- The request:
Search the data below for the word "selection" and copy each line that holds it.

- Recorded information:

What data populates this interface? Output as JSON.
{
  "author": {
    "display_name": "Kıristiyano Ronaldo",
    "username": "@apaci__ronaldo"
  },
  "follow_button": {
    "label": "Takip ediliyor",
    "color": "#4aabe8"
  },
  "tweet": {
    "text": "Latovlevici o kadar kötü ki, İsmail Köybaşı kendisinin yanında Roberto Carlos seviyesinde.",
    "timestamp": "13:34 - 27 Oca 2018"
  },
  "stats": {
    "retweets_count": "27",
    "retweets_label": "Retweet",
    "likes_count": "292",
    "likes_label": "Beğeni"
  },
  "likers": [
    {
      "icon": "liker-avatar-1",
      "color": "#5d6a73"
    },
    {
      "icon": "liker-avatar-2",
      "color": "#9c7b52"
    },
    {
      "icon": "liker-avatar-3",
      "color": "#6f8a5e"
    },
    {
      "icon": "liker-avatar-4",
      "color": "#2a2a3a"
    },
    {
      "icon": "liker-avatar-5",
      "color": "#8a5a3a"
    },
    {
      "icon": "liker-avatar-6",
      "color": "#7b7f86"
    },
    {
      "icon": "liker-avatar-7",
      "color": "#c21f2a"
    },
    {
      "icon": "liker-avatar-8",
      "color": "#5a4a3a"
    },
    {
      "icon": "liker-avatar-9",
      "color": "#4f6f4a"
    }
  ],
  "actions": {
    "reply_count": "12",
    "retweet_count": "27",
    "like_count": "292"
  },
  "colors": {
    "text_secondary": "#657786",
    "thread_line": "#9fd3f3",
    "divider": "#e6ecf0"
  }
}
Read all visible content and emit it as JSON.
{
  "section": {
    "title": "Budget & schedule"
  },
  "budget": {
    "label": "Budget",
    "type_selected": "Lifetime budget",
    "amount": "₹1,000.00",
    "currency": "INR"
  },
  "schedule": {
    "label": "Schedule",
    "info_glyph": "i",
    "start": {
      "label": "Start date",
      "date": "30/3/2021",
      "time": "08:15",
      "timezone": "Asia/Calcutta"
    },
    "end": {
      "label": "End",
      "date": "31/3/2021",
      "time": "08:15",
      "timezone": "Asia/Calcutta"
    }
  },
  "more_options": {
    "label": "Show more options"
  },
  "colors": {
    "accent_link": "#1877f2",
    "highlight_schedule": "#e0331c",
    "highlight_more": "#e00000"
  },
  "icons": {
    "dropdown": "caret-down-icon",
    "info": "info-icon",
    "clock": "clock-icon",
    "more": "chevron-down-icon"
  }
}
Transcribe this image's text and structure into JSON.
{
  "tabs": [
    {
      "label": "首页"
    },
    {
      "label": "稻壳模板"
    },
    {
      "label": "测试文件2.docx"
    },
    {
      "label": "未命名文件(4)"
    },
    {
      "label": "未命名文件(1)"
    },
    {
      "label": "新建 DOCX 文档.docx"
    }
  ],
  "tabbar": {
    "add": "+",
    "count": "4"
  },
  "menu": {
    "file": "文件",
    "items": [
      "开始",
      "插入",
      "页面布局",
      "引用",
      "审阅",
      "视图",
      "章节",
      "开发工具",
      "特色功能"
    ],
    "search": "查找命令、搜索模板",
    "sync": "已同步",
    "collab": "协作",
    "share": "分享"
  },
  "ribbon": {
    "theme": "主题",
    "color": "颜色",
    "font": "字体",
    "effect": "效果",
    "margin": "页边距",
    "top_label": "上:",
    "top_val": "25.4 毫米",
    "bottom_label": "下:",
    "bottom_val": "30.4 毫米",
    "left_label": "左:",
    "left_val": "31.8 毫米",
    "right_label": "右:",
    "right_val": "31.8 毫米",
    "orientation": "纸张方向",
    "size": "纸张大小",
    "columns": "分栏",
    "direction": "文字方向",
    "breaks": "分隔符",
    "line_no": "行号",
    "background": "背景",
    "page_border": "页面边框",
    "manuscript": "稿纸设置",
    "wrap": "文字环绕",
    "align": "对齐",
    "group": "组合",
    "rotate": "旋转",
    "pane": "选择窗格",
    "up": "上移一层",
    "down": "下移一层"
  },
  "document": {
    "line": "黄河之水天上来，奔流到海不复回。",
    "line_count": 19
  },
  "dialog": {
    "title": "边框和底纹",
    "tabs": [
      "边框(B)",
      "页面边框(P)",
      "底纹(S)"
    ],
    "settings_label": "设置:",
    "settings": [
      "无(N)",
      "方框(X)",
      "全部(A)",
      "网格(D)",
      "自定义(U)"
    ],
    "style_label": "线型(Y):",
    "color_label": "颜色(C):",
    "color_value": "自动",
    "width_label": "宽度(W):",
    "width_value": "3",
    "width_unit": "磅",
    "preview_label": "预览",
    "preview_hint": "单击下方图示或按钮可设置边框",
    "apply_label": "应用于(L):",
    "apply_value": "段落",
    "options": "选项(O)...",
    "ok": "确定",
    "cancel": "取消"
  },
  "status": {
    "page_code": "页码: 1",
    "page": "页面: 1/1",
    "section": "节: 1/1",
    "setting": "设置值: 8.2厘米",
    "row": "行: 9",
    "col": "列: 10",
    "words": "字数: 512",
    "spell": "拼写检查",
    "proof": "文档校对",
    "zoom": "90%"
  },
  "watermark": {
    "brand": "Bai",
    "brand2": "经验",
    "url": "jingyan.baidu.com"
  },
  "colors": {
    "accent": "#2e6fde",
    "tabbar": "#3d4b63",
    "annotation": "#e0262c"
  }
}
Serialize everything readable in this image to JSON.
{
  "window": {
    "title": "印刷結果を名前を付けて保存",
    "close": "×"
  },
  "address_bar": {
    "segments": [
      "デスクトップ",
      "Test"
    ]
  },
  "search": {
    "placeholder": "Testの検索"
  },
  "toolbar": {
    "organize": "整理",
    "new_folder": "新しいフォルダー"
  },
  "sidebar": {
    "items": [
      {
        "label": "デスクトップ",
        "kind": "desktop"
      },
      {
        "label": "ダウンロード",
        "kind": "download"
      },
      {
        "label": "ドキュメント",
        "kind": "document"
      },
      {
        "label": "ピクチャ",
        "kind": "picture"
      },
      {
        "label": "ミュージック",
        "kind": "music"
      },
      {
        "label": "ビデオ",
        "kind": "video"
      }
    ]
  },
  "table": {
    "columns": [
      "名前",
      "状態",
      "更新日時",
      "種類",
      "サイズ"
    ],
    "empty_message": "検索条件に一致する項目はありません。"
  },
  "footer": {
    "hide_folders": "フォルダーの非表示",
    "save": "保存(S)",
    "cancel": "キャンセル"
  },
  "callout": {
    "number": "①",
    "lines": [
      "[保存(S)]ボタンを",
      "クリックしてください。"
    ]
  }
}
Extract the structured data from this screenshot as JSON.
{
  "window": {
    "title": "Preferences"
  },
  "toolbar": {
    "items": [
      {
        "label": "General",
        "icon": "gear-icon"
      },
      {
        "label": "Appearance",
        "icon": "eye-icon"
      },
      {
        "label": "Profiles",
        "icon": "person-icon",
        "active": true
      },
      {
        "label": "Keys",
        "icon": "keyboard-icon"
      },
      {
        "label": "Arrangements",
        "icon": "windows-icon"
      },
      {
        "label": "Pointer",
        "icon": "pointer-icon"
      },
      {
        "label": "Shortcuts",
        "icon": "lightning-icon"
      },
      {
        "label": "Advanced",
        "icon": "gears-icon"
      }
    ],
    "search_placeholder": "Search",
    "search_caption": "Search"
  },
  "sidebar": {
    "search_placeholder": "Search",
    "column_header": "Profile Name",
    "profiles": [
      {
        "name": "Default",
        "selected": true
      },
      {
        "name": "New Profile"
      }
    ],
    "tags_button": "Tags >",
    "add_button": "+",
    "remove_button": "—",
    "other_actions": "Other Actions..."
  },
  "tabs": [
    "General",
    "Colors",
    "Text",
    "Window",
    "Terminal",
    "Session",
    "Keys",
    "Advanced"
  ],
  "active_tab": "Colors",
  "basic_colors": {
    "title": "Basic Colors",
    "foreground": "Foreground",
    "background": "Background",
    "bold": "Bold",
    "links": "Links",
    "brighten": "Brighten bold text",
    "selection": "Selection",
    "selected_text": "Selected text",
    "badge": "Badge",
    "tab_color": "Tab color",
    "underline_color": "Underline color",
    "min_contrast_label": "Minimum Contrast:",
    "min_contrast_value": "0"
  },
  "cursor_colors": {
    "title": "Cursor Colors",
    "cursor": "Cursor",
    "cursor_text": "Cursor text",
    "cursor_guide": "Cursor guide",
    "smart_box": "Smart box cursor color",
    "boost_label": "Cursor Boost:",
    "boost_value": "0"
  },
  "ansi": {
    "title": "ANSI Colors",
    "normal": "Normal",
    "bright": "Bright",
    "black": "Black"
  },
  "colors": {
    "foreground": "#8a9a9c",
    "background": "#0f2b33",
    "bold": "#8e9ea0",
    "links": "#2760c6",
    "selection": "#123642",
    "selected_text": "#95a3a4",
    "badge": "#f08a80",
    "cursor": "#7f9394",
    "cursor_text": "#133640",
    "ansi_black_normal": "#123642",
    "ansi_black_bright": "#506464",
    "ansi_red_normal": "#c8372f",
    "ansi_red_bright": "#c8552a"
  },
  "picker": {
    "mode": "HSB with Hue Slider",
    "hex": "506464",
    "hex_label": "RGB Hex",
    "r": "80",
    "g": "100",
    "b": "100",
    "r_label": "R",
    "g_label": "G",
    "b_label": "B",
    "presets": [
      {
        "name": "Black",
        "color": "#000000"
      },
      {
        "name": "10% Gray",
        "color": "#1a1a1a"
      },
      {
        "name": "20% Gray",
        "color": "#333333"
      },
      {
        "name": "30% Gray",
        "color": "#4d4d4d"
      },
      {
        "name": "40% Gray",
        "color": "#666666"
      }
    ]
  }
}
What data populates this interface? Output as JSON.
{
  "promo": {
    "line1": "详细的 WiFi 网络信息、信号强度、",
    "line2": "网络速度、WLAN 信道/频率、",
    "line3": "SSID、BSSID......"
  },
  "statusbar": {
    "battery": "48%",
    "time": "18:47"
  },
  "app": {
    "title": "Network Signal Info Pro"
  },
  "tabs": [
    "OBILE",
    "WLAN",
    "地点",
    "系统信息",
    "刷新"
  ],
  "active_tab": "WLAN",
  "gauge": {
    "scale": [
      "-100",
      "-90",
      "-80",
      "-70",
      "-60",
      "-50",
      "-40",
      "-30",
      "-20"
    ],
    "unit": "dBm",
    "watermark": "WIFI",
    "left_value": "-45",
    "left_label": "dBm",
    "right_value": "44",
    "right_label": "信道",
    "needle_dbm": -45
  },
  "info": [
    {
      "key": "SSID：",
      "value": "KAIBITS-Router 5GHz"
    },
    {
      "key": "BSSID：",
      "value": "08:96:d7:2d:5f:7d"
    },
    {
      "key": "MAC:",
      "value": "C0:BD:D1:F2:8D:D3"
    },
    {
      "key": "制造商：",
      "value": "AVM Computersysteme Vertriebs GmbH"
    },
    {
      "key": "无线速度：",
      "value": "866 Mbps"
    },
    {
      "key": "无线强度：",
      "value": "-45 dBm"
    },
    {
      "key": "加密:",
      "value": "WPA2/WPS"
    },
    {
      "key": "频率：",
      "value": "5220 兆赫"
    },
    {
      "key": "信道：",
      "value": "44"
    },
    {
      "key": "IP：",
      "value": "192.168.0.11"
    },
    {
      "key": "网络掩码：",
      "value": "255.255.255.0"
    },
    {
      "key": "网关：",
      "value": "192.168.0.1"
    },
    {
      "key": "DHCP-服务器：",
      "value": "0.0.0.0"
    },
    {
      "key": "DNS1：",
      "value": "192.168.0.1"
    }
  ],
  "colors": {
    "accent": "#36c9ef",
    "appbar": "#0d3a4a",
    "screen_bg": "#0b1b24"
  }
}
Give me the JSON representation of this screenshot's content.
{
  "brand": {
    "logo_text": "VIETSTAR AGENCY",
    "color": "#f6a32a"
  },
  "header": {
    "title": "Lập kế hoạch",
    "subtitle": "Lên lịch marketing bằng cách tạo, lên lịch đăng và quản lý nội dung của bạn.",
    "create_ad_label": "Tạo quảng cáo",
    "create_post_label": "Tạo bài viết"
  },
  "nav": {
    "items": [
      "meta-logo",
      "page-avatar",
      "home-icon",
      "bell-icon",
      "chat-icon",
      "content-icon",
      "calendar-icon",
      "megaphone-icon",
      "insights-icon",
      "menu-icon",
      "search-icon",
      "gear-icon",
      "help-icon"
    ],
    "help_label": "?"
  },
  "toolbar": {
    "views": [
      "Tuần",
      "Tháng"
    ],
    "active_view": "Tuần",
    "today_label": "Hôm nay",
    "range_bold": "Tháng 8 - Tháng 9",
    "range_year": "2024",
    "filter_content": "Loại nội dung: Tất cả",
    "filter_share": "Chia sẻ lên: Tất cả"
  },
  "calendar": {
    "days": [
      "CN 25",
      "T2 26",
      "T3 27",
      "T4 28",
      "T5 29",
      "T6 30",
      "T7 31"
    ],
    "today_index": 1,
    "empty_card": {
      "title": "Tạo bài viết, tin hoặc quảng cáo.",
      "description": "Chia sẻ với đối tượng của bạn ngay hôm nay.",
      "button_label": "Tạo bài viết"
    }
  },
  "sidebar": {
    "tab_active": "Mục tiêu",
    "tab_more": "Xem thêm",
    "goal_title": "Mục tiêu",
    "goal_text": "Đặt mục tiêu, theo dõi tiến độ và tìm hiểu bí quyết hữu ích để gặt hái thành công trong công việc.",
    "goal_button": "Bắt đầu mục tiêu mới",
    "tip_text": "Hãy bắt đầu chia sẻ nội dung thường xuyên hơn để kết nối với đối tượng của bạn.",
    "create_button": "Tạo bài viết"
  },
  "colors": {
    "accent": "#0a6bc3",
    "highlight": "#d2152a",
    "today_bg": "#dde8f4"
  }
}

- Result of this task:
    "selection": "Selection",
    "selection": "#123642",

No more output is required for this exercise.